Stored data ::
....................

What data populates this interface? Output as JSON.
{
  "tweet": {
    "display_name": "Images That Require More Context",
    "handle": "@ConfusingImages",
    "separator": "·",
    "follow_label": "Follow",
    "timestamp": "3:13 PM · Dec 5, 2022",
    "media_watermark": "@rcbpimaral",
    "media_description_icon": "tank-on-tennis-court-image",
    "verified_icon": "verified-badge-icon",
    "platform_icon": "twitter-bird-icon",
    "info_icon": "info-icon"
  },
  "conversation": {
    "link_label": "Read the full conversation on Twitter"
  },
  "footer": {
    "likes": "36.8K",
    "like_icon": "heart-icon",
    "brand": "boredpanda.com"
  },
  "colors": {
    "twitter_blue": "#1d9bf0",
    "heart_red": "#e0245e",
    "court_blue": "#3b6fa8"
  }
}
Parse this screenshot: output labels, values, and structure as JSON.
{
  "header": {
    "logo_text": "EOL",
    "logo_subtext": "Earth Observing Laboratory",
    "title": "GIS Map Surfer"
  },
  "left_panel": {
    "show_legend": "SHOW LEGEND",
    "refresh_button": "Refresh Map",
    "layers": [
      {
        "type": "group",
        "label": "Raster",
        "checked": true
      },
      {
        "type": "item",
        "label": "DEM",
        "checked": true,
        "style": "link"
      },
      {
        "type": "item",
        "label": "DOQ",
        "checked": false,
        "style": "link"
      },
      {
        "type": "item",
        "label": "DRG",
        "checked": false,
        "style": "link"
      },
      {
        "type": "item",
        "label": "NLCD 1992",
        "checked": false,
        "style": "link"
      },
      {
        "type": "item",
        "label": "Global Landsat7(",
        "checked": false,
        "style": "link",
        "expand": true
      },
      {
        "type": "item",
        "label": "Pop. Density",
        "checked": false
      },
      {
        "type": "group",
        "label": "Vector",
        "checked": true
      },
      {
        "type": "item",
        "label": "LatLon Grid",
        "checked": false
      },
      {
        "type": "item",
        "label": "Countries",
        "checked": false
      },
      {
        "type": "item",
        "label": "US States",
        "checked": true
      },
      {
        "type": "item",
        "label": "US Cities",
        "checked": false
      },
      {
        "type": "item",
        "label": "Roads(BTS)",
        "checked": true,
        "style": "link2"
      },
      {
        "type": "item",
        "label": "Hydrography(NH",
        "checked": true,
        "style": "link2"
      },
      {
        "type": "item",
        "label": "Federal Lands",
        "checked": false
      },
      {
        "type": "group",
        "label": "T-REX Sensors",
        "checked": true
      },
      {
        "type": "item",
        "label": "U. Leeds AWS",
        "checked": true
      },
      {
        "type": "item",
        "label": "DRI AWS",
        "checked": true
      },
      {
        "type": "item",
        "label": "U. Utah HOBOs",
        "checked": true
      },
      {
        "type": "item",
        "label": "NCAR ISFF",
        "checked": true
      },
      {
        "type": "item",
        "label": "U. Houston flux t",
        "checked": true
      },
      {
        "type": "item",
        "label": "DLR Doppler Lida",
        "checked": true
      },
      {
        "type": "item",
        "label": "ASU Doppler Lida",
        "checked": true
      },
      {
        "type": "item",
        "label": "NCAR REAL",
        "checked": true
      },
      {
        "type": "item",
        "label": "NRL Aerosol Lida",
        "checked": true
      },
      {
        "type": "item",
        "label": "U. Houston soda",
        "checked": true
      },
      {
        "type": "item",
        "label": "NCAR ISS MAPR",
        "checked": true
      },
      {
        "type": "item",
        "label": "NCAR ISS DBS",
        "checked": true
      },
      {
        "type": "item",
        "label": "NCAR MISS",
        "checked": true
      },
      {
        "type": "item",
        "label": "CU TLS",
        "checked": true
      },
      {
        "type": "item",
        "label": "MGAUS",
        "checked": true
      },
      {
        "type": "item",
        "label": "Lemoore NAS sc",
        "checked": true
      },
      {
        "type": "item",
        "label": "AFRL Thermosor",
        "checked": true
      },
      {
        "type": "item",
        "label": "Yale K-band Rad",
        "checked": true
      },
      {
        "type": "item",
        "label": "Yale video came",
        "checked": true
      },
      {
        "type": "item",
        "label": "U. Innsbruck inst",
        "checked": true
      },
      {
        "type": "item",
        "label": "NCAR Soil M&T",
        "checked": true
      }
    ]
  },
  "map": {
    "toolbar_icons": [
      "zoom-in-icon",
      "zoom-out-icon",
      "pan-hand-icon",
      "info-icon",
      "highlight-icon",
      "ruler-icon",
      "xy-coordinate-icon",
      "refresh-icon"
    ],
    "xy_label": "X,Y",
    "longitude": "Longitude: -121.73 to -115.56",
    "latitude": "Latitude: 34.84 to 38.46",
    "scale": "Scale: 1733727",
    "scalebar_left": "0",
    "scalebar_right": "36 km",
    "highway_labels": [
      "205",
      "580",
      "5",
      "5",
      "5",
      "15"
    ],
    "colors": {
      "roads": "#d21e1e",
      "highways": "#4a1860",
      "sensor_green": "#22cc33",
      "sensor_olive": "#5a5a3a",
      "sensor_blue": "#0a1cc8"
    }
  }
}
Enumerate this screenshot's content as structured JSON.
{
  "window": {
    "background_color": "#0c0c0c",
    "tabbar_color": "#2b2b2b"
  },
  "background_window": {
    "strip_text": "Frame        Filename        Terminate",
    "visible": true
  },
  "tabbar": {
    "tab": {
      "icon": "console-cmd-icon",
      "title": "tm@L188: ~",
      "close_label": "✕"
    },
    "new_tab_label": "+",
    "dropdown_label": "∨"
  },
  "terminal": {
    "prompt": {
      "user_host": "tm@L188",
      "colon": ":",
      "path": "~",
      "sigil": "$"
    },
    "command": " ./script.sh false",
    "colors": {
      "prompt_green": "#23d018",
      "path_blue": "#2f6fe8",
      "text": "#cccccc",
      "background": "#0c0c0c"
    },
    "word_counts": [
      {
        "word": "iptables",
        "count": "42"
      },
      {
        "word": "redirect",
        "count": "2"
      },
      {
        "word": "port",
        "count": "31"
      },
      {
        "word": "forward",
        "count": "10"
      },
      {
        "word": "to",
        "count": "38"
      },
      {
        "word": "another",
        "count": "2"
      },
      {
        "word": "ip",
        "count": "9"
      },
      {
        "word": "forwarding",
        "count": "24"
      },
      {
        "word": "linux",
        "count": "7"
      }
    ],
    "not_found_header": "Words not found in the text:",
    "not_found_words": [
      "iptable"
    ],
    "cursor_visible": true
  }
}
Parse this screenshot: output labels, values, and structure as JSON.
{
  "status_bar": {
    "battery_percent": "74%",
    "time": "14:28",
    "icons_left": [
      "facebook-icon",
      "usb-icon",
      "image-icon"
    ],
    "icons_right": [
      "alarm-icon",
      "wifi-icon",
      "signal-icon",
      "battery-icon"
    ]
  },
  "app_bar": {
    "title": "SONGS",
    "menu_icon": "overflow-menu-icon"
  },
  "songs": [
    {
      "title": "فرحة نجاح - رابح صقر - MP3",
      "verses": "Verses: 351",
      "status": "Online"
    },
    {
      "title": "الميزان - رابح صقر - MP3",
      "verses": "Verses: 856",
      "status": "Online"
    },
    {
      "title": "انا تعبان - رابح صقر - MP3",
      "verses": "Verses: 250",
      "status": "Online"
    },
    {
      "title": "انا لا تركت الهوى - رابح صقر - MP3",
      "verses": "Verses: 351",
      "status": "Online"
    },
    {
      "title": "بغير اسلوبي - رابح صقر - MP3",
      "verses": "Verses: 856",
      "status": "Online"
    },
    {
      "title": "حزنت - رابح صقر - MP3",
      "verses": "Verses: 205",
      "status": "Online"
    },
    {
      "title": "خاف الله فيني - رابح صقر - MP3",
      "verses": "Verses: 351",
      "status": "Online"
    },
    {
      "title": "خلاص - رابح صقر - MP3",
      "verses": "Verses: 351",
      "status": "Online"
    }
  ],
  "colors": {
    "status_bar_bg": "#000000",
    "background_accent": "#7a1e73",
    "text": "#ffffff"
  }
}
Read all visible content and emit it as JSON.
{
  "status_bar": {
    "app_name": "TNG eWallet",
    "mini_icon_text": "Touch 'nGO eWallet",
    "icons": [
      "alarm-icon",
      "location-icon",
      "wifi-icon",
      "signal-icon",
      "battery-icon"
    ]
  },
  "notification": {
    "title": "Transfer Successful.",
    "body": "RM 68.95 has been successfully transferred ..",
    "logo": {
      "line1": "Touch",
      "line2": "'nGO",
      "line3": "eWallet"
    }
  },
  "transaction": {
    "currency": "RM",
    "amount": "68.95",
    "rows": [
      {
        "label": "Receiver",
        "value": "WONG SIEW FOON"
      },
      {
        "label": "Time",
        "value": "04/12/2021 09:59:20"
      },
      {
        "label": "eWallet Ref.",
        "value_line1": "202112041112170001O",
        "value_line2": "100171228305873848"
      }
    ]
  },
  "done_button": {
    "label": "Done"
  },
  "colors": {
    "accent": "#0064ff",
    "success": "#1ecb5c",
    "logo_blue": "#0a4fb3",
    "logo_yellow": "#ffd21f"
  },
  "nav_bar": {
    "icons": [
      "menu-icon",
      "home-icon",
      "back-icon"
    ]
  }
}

....................

EXERCISE GOAL :: Report the number of lines in the listing that include the string "Read"; give nothing but the number.

ANSWER TO THIS EXERCISE :: 2